§ What you have to do
Print the records below word for word, but leave out the pictures.

Saved entries:
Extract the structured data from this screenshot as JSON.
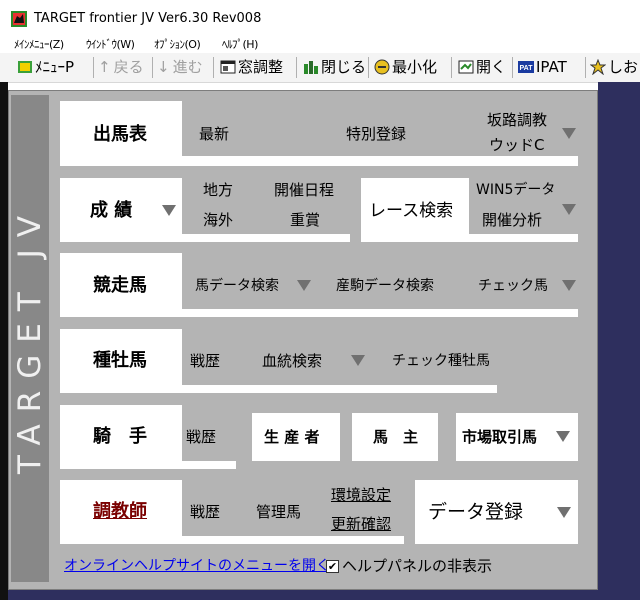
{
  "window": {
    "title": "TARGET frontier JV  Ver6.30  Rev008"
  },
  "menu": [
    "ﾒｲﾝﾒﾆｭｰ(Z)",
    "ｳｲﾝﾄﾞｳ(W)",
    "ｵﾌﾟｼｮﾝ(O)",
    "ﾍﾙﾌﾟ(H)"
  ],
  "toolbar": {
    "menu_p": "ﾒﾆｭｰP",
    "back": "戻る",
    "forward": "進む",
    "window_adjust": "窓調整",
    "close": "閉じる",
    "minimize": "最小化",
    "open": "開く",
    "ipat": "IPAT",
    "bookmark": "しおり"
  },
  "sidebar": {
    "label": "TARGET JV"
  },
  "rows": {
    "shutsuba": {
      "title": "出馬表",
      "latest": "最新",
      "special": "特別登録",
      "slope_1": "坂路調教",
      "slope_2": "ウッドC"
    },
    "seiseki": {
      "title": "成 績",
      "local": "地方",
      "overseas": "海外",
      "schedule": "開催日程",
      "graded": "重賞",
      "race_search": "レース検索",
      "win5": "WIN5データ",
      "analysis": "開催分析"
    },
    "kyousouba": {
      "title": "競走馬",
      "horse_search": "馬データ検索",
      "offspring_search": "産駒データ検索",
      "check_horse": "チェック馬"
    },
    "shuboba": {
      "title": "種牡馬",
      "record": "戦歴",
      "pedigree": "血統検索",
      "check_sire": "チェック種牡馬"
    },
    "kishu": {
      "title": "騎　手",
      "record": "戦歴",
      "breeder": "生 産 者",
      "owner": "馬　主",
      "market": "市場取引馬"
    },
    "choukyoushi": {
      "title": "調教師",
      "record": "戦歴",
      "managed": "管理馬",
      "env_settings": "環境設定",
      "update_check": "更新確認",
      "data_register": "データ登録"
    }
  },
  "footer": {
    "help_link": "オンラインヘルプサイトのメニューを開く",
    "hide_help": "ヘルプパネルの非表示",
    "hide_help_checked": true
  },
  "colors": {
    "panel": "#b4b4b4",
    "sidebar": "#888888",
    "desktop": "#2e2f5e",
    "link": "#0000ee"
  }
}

§ Exercise result
Extract the structured data from this screenshot as JSON.
{
  "window": {
    "title": "TARGET frontier JV  Ver6.30  Rev008"
  },
  "menu": [
    "ﾒｲﾝﾒﾆｭｰ(Z)",
    "ｳｲﾝﾄﾞｳ(W)",
    "ｵﾌﾟｼｮﾝ(O)",
    "ﾍﾙﾌﾟ(H)"
  ],
  "toolbar": {
    "menu_p": "ﾒﾆｭｰP",
    "back": "戻る",
    "forward": "進む",
    "window_adjust": "窓調整",
    "close": "閉じる",
    "minimize": "最小化",
    "open": "開く",
    "ipat": "IPAT",
    "bookmark": "しおり"
  },
  "sidebar": {
    "label": "TARGET JV"
  },
  "rows": {
    "shutsuba": {
      "title": "出馬表",
      "latest": "最新",
      "special": "特別登録",
      "slope_1": "坂路調教",
      "slope_2": "ウッドC"
    },
    "seiseki": {
      "title": "成 績",
      "local": "地方",
      "overseas": "海外",
      "schedule": "開催日程",
      "graded": "重賞",
      "race_search": "レース検索",
      "win5": "WIN5データ",
      "analysis": "開催分析"
    },
    "kyousouba": {
      "title": "競走馬",
      "horse_search": "馬データ検索",
      "offspring_search": "産駒データ検索",
      "check_horse": "チェック馬"
    },
    "shuboba": {
      "title": "種牡馬",
      "record": "戦歴",
      "pedigree": "血統検索",
      "check_sire": "チェック種牡馬"
    },
    "kishu": {
      "title": "騎　手",
      "record": "戦歴",
      "breeder": "生 産 者",
      "owner": "馬　主",
      "market": "市場取引馬"
    },
    "choukyoushi": {
      "title": "調教師",
      "record": "戦歴",
      "managed": "管理馬",
      "env_settings": "環境設定",
      "update_check": "更新確認",
      "data_register": "データ登録"
    }
  },
  "footer": {
    "help_link": "オンラインヘルプサイトのメニューを開く",
    "hide_help": "ヘルプパネルの非表示",
    "hide_help_checked": true
  },
  "colors": {
    "panel": "#b4b4b4",
    "sidebar": "#888888",
    "desktop": "#2e2f5e",
    "link": "#0000ee"
  }
}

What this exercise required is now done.